[begin TASK MATERIAL]
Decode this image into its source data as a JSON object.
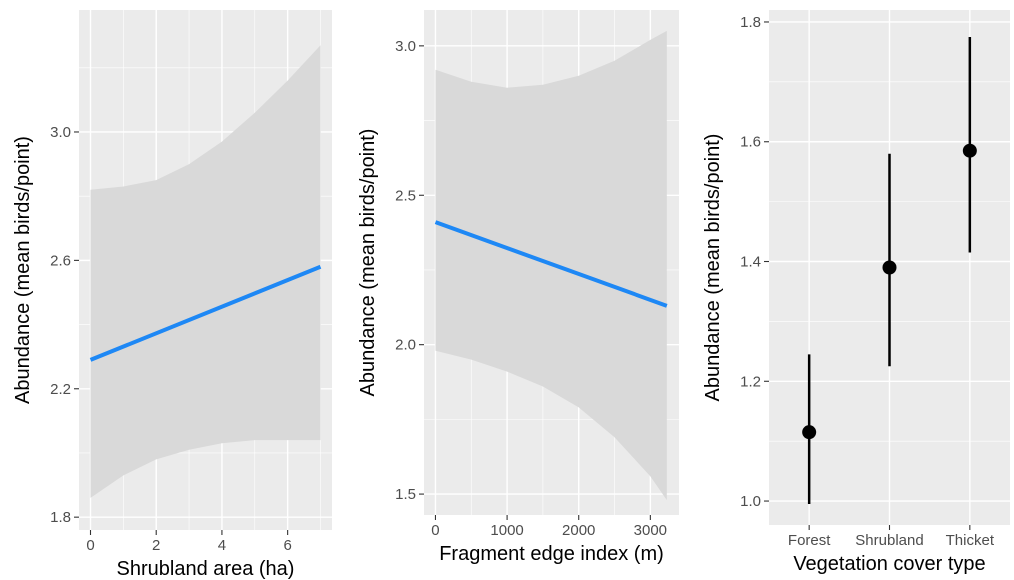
{
  "chart_data": [
    {
      "type": "line",
      "xlabel": "Shrubland area (ha)",
      "ylabel": "Abundance (mean birds/point)",
      "xlim": [
        -0.35,
        7.35
      ],
      "ylim": [
        1.76,
        3.38
      ],
      "x_ticks": [
        0,
        2,
        4,
        6
      ],
      "y_ticks": [
        1.8,
        2.2,
        2.6,
        3.0
      ],
      "grid": true,
      "fit": {
        "x": [
          0,
          7
        ],
        "y": [
          2.29,
          2.58
        ]
      },
      "ribbon": {
        "x": [
          0,
          1,
          2,
          3,
          4,
          5,
          6,
          7
        ],
        "lower": [
          1.86,
          1.93,
          1.98,
          2.01,
          2.03,
          2.04,
          2.04,
          2.04
        ],
        "upper": [
          2.82,
          2.83,
          2.85,
          2.9,
          2.97,
          3.06,
          3.16,
          3.27
        ]
      }
    },
    {
      "type": "line",
      "xlabel": "Fragment edge index (m)",
      "ylabel": "Abundance (mean birds/point)",
      "xlim": [
        -160,
        3400
      ],
      "ylim": [
        1.43,
        3.12
      ],
      "x_ticks": [
        0,
        1000,
        2000,
        3000
      ],
      "y_ticks": [
        1.5,
        2.0,
        2.5,
        3.0
      ],
      "grid": true,
      "fit": {
        "x": [
          0,
          3230
        ],
        "y": [
          2.41,
          2.13
        ]
      },
      "ribbon": {
        "x": [
          0,
          500,
          1000,
          1500,
          2000,
          2500,
          3000,
          3230
        ],
        "lower": [
          1.98,
          1.95,
          1.91,
          1.86,
          1.79,
          1.69,
          1.56,
          1.48
        ],
        "upper": [
          2.92,
          2.88,
          2.86,
          2.87,
          2.9,
          2.95,
          3.02,
          3.05
        ]
      }
    },
    {
      "type": "scatter",
      "xlabel": "Vegetation cover type",
      "ylabel": "Abundance (mean birds/point)",
      "categories": [
        "Forest",
        "Shrubland",
        "Thicket"
      ],
      "ylim": [
        0.96,
        1.82
      ],
      "y_ticks": [
        1.0,
        1.2,
        1.4,
        1.6,
        1.8
      ],
      "grid": true,
      "values": [
        1.115,
        1.39,
        1.585
      ],
      "lower": [
        0.995,
        1.225,
        1.415
      ],
      "upper": [
        1.245,
        1.58,
        1.775
      ]
    }
  ]
}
[end TASK MATERIAL]
**INSTRUCTION**
Write out the full set of lines verbatim, without the pictures.

**RESPONSE FOR THIS EXERCISE**
Decode this image into its source data as a JSON object.
{
  "chart_data": [
    {
      "type": "line",
      "xlabel": "Shrubland area (ha)",
      "ylabel": "Abundance (mean birds/point)",
      "xlim": [
        -0.35,
        7.35
      ],
      "ylim": [
        1.76,
        3.38
      ],
      "x_ticks": [
        0,
        2,
        4,
        6
      ],
      "y_ticks": [
        1.8,
        2.2,
        2.6,
        3.0
      ],
      "grid": true,
      "fit": {
        "x": [
          0,
          7
        ],
        "y": [
          2.29,
          2.58
        ]
      },
      "ribbon": {
        "x": [
          0,
          1,
          2,
          3,
          4,
          5,
          6,
          7
        ],
        "lower": [
          1.86,
          1.93,
          1.98,
          2.01,
          2.03,
          2.04,
          2.04,
          2.04
        ],
        "upper": [
          2.82,
          2.83,
          2.85,
          2.9,
          2.97,
          3.06,
          3.16,
          3.27
        ]
      }
    },
    {
      "type": "line",
      "xlabel": "Fragment edge index (m)",
      "ylabel": "Abundance (mean birds/point)",
      "xlim": [
        -160,
        3400
      ],
      "ylim": [
        1.43,
        3.12
      ],
      "x_ticks": [
        0,
        1000,
        2000,
        3000
      ],
      "y_ticks": [
        1.5,
        2.0,
        2.5,
        3.0
      ],
      "grid": true,
      "fit": {
        "x": [
          0,
          3230
        ],
        "y": [
          2.41,
          2.13
        ]
      },
      "ribbon": {
        "x": [
          0,
          500,
          1000,
          1500,
          2000,
          2500,
          3000,
          3230
        ],
        "lower": [
          1.98,
          1.95,
          1.91,
          1.86,
          1.79,
          1.69,
          1.56,
          1.48
        ],
        "upper": [
          2.92,
          2.88,
          2.86,
          2.87,
          2.9,
          2.95,
          3.02,
          3.05
        ]
      }
    },
    {
      "type": "scatter",
      "xlabel": "Vegetation cover type",
      "ylabel": "Abundance (mean birds/point)",
      "categories": [
        "Forest",
        "Shrubland",
        "Thicket"
      ],
      "ylim": [
        0.96,
        1.82
      ],
      "y_ticks": [
        1.0,
        1.2,
        1.4,
        1.6,
        1.8
      ],
      "grid": true,
      "values": [
        1.115,
        1.39,
        1.585
      ],
      "lower": [
        0.995,
        1.225,
        1.415
      ],
      "upper": [
        1.245,
        1.58,
        1.775
      ]
    }
  ]
}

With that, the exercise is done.